▸ Input material
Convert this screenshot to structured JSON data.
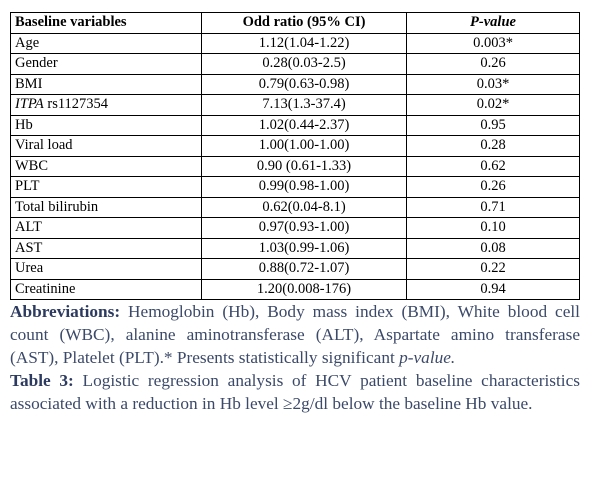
{
  "table": {
    "header": [
      "Baseline variables",
      "Odd ratio (95% CI)",
      "P-value"
    ],
    "rows": [
      [
        "Age",
        "1.12(1.04-1.22)",
        "0.003*"
      ],
      [
        "Gender",
        "0.28(0.03-2.5)",
        "0.26"
      ],
      [
        "BMI",
        "0.79(0.63-0.98)",
        "0.03*"
      ],
      [
        {
          "italic": "ITPA",
          "text": "rs1127354"
        },
        "7.13(1.3-37.4)",
        "0.02*"
      ],
      [
        "Hb",
        "1.02(0.44-2.37)",
        "0.95"
      ],
      [
        "Viral load",
        "1.00(1.00-1.00)",
        "0.28"
      ],
      [
        "WBC",
        "0.90 (0.61-1.33)",
        "0.62"
      ],
      [
        "PLT",
        "0.99(0.98-1.00)",
        "0.26"
      ],
      [
        "Total bilirubin",
        "0.62(0.04-8.1)",
        "0.71"
      ],
      [
        "ALT",
        "0.97(0.93-1.00)",
        "0.10"
      ],
      [
        "AST",
        "1.03(0.99-1.06)",
        "0.08"
      ],
      [
        "Urea",
        "0.88(0.72-1.07)",
        "0.22"
      ],
      [
        "Creatinine",
        "1.20(0.008-176)",
        "0.94"
      ]
    ]
  },
  "abbreviations": {
    "label": "Abbreviations:",
    "text": "Hemoglobin (Hb), Body mass index (BMI), White blood cell count (WBC), alanine aminotransferase (ALT), Aspartate amino transferase (AST), Platelet (PLT).* Presents statistically significant",
    "italic": "p-value."
  },
  "caption": {
    "label": "Table 3:",
    "text": "Logistic regression analysis of HCV patient baseline characteristics associated with a reduction in Hb level ≥2g/dl below the baseline Hb value."
  }
}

▸ What is expected
Please keep the pictures out and reproduce the records above exactly.

▸ Reply
Convert this screenshot to structured JSON data.
{
  "table": {
    "header": [
      "Baseline variables",
      "Odd ratio (95% CI)",
      "P-value"
    ],
    "rows": [
      [
        "Age",
        "1.12(1.04-1.22)",
        "0.003*"
      ],
      [
        "Gender",
        "0.28(0.03-2.5)",
        "0.26"
      ],
      [
        "BMI",
        "0.79(0.63-0.98)",
        "0.03*"
      ],
      [
        {
          "italic": "ITPA",
          "text": "rs1127354"
        },
        "7.13(1.3-37.4)",
        "0.02*"
      ],
      [
        "Hb",
        "1.02(0.44-2.37)",
        "0.95"
      ],
      [
        "Viral load",
        "1.00(1.00-1.00)",
        "0.28"
      ],
      [
        "WBC",
        "0.90 (0.61-1.33)",
        "0.62"
      ],
      [
        "PLT",
        "0.99(0.98-1.00)",
        "0.26"
      ],
      [
        "Total bilirubin",
        "0.62(0.04-8.1)",
        "0.71"
      ],
      [
        "ALT",
        "0.97(0.93-1.00)",
        "0.10"
      ],
      [
        "AST",
        "1.03(0.99-1.06)",
        "0.08"
      ],
      [
        "Urea",
        "0.88(0.72-1.07)",
        "0.22"
      ],
      [
        "Creatinine",
        "1.20(0.008-176)",
        "0.94"
      ]
    ]
  },
  "abbreviations": {
    "label": "Abbreviations:",
    "text": "Hemoglobin (Hb), Body mass index (BMI), White blood cell count (WBC), alanine aminotransferase (ALT), Aspartate amino transferase (AST), Platelet (PLT).* Presents statistically significant",
    "italic": "p-value."
  },
  "caption": {
    "label": "Table 3:",
    "text": "Logistic regression analysis of HCV patient baseline characteristics associated with a reduction in Hb level ≥2g/dl below the baseline Hb value."
  }
}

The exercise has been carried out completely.